> **Extracted data**
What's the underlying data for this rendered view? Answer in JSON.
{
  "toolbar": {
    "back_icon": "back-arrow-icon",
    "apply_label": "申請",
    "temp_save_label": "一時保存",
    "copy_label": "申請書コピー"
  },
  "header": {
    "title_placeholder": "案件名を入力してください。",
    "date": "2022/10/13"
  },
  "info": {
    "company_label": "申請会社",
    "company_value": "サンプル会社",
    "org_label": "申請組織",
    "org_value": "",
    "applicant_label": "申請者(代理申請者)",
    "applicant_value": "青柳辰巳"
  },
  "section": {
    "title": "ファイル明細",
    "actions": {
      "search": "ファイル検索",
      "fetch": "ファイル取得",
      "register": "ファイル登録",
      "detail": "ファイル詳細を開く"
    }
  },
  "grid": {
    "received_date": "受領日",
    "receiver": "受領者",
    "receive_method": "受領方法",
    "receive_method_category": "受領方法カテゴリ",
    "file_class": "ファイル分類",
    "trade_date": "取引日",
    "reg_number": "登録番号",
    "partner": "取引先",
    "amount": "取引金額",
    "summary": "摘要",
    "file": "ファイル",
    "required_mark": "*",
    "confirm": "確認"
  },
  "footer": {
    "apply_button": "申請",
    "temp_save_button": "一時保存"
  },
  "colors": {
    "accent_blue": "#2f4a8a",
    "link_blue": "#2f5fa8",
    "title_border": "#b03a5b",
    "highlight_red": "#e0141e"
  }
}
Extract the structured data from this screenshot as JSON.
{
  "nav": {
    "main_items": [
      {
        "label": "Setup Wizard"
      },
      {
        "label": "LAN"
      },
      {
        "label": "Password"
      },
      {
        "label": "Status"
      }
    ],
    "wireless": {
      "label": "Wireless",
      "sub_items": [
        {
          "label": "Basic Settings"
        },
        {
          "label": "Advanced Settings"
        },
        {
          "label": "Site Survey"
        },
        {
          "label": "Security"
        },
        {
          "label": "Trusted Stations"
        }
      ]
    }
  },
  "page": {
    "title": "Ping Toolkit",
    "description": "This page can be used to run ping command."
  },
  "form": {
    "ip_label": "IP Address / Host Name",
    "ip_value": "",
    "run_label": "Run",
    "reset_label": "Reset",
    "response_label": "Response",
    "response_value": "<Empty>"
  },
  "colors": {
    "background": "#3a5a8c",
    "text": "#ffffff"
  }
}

> **Work to complete**
Exactly reproduce all of the entries.

> **Correct answer**
What's the underlying data for this rendered view? Answer in JSON.
{
  "toolbar": {
    "back_icon": "back-arrow-icon",
    "apply_label": "申請",
    "temp_save_label": "一時保存",
    "copy_label": "申請書コピー"
  },
  "header": {
    "title_placeholder": "案件名を入力してください。",
    "date": "2022/10/13"
  },
  "info": {
    "company_label": "申請会社",
    "company_value": "サンプル会社",
    "org_label": "申請組織",
    "org_value": "",
    "applicant_label": "申請者(代理申請者)",
    "applicant_value": "青柳辰巳"
  },
  "section": {
    "title": "ファイル明細",
    "actions": {
      "search": "ファイル検索",
      "fetch": "ファイル取得",
      "register": "ファイル登録",
      "detail": "ファイル詳細を開く"
    }
  },
  "grid": {
    "received_date": "受領日",
    "receiver": "受領者",
    "receive_method": "受領方法",
    "receive_method_category": "受領方法カテゴリ",
    "file_class": "ファイル分類",
    "trade_date": "取引日",
    "reg_number": "登録番号",
    "partner": "取引先",
    "amount": "取引金額",
    "summary": "摘要",
    "file": "ファイル",
    "required_mark": "*",
    "confirm": "確認"
  },
  "footer": {
    "apply_button": "申請",
    "temp_save_button": "一時保存"
  },
  "colors": {
    "accent_blue": "#2f4a8a",
    "link_blue": "#2f5fa8",
    "title_border": "#b03a5b",
    "highlight_red": "#e0141e"
  }
}
Extract the structured data from this screenshot as JSON.
{
  "nav": {
    "main_items": [
      {
        "label": "Setup Wizard"
      },
      {
        "label": "LAN"
      },
      {
        "label": "Password"
      },
      {
        "label": "Status"
      }
    ],
    "wireless": {
      "label": "Wireless",
      "sub_items": [
        {
          "label": "Basic Settings"
        },
        {
          "label": "Advanced Settings"
        },
        {
          "label": "Site Survey"
        },
        {
          "label": "Security"
        },
        {
          "label": "Trusted Stations"
        }
      ]
    }
  },
  "page": {
    "title": "Ping Toolkit",
    "description": "This page can be used to run ping command."
  },
  "form": {
    "ip_label": "IP Address / Host Name",
    "ip_value": "",
    "run_label": "Run",
    "reset_label": "Reset",
    "response_label": "Response",
    "response_value": "<Empty>"
  },
  "colors": {
    "background": "#3a5a8c",
    "text": "#ffffff"
  }
}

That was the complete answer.